Extracts from a graphics dataset
>> Start

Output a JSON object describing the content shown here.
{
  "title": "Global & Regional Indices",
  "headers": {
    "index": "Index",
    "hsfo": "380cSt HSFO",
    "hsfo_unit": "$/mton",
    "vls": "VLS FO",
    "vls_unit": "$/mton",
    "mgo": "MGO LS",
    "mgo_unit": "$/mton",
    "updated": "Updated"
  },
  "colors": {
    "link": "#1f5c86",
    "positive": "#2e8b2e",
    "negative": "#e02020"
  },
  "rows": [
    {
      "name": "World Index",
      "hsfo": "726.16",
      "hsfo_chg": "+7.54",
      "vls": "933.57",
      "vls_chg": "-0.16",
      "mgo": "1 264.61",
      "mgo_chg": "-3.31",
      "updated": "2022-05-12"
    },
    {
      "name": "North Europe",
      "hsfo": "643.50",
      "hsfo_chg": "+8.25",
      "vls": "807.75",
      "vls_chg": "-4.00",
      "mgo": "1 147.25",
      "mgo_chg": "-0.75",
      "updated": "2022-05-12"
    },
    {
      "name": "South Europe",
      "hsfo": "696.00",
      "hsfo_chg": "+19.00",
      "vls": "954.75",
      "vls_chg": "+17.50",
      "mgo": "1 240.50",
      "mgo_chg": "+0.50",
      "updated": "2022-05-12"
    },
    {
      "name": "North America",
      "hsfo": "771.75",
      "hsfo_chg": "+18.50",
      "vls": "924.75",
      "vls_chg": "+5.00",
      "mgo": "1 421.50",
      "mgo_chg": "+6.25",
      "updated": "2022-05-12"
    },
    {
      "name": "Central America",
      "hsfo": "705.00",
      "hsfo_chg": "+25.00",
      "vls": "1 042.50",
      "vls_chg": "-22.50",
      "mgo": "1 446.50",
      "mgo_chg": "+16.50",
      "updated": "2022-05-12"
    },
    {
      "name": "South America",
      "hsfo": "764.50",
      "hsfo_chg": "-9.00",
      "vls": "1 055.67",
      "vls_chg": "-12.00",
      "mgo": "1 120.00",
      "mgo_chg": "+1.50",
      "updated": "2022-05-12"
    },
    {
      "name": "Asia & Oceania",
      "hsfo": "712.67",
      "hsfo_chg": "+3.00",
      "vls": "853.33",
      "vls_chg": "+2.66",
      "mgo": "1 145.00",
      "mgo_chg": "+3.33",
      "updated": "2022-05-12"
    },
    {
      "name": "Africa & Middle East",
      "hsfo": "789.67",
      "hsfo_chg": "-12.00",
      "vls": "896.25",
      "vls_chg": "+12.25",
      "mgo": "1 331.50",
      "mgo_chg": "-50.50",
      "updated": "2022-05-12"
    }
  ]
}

>> End

What you should do - Set down the listing above in full, please, exactly as it appears.

Solution -
Output a JSON object describing the content shown here.
{
  "title": "Global & Regional Indices",
  "headers": {
    "index": "Index",
    "hsfo": "380cSt HSFO",
    "hsfo_unit": "$/mton",
    "vls": "VLS FO",
    "vls_unit": "$/mton",
    "mgo": "MGO LS",
    "mgo_unit": "$/mton",
    "updated": "Updated"
  },
  "colors": {
    "link": "#1f5c86",
    "positive": "#2e8b2e",
    "negative": "#e02020"
  },
  "rows": [
    {
      "name": "World Index",
      "hsfo": "726.16",
      "hsfo_chg": "+7.54",
      "vls": "933.57",
      "vls_chg": "-0.16",
      "mgo": "1 264.61",
      "mgo_chg": "-3.31",
      "updated": "2022-05-12"
    },
    {
      "name": "North Europe",
      "hsfo": "643.50",
      "hsfo_chg": "+8.25",
      "vls": "807.75",
      "vls_chg": "-4.00",
      "mgo": "1 147.25",
      "mgo_chg": "-0.75",
      "updated": "2022-05-12"
    },
    {
      "name": "South Europe",
      "hsfo": "696.00",
      "hsfo_chg": "+19.00",
      "vls": "954.75",
      "vls_chg": "+17.50",
      "mgo": "1 240.50",
      "mgo_chg": "+0.50",
      "updated": "2022-05-12"
    },
    {
      "name": "North America",
      "hsfo": "771.75",
      "hsfo_chg": "+18.50",
      "vls": "924.75",
      "vls_chg": "+5.00",
      "mgo": "1 421.50",
      "mgo_chg": "+6.25",
      "updated": "2022-05-12"
    },
    {
      "name": "Central America",
      "hsfo": "705.00",
      "hsfo_chg": "+25.00",
      "vls": "1 042.50",
      "vls_chg": "-22.50",
      "mgo": "1 446.50",
      "mgo_chg": "+16.50",
      "updated": "2022-05-12"
    },
    {
      "name": "South America",
      "hsfo": "764.50",
      "hsfo_chg": "-9.00",
      "vls": "1 055.67",
      "vls_chg": "-12.00",
      "mgo": "1 120.00",
      "mgo_chg": "+1.50",
      "updated": "2022-05-12"
    },
    {
      "name": "Asia & Oceania",
      "hsfo": "712.67",
      "hsfo_chg": "+3.00",
      "vls": "853.33",
      "vls_chg": "+2.66",
      "mgo": "1 145.00",
      "mgo_chg": "+3.33",
      "updated": "2022-05-12"
    },
    {
      "name": "Africa & Middle East",
      "hsfo": "789.67",
      "hsfo_chg": "-12.00",
      "vls": "896.25",
      "vls_chg": "+12.25",
      "mgo": "1 331.50",
      "mgo_chg": "-50.50",
      "updated": "2022-05-12"
    }
  ]
}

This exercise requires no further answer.